_Task directions_
Write out the material below again, unchanged.

** begin Entries provided **

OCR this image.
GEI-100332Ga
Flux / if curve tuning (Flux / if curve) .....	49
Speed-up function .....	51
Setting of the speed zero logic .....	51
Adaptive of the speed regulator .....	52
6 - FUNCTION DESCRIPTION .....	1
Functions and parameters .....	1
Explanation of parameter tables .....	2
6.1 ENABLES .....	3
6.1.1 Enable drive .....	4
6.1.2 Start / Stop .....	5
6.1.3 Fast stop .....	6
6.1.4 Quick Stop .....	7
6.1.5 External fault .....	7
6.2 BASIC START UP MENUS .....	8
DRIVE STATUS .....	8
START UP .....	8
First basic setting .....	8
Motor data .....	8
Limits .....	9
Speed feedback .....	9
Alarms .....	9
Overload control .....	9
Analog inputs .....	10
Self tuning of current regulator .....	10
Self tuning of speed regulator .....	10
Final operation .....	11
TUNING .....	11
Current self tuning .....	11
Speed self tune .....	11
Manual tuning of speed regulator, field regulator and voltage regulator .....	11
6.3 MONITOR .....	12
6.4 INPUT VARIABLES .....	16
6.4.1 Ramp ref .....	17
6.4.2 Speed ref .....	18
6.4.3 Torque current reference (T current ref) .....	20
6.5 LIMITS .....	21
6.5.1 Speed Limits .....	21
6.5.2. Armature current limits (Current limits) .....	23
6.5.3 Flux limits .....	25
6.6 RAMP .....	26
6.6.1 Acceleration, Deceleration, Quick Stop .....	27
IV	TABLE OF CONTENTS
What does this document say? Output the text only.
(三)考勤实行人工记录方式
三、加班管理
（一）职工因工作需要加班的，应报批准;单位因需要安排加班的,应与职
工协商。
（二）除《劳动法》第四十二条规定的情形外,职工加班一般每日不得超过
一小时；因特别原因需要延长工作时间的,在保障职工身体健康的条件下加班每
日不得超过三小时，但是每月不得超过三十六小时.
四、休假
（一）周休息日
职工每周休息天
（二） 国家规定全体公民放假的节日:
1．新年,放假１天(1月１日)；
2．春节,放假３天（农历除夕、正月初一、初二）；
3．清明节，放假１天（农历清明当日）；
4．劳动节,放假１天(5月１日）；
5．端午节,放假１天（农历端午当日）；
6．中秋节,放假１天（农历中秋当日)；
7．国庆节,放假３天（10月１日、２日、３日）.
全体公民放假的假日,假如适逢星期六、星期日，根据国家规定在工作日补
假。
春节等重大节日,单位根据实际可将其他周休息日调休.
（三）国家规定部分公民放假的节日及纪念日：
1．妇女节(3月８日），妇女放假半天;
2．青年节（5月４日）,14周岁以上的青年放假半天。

** end Entries provided **

_Answer below_
OCR this image.
GEI-100332Ga
Flux / if curve tuning (Flux / if curve) .....	49
Speed-up function .....	51
Setting of the speed zero logic .....	51
Adaptive of the speed regulator .....	52
6 - FUNCTION DESCRIPTION .....	1
Functions and parameters .....	1
Explanation of parameter tables .....	2
6.1 ENABLES .....	3
6.1.1 Enable drive .....	4
6.1.2 Start / Stop .....	5
6.1.3 Fast stop .....	6
6.1.4 Quick Stop .....	7
6.1.5 External fault .....	7
6.2 BASIC START UP MENUS .....	8
DRIVE STATUS .....	8
START UP .....	8
First basic setting .....	8
Motor data .....	8
Limits .....	9
Speed feedback .....	9
Alarms .....	9
Overload control .....	9
Analog inputs .....	10
Self tuning of current regulator .....	10
Self tuning of speed regulator .....	10
Final operation .....	11
TUNING .....	11
Current self tuning .....	11
Speed self tune .....	11
Manual tuning of speed regulator, field regulator and voltage regulator .....	11
6.3 MONITOR .....	12
6.4 INPUT VARIABLES .....	16
6.4.1 Ramp ref .....	17
6.4.2 Speed ref .....	18
6.4.3 Torque current reference (T current ref) .....	20
6.5 LIMITS .....	21
6.5.1 Speed Limits .....	21
6.5.2. Armature current limits (Current limits) .....	23
6.5.3 Flux limits .....	25
6.6 RAMP .....	26
6.6.1 Acceleration, Deceleration, Quick Stop .....	27
IV	TABLE OF CONTENTS
What does this document say? Output the text only.
(三)考勤实行人工记录方式
三、加班管理
（一）职工因工作需要加班的，应报批准;单位因需要安排加班的,应与职
工协商。
（二）除《劳动法》第四十二条规定的情形外,职工加班一般每日不得超过
一小时；因特别原因需要延长工作时间的,在保障职工身体健康的条件下加班每
日不得超过三小时，但是每月不得超过三十六小时.
四、休假
（一）周休息日
职工每周休息天
（二） 国家规定全体公民放假的节日:
1．新年,放假１天(1月１日)；
2．春节,放假３天（农历除夕、正月初一、初二）；
3．清明节，放假１天（农历清明当日）；
4．劳动节,放假１天(5月１日）；
5．端午节,放假１天（农历端午当日）；
6．中秋节,放假１天（农历中秋当日)；
7．国庆节,放假３天（10月１日、２日、３日）.
全体公民放假的假日,假如适逢星期六、星期日，根据国家规定在工作日补
假。
春节等重大节日,单位根据实际可将其他周休息日调休.
（三）国家规定部分公民放假的节日及纪念日：
1．妇女节(3月８日），妇女放假半天;
2．青年节（5月４日）,14周岁以上的青年放假半天。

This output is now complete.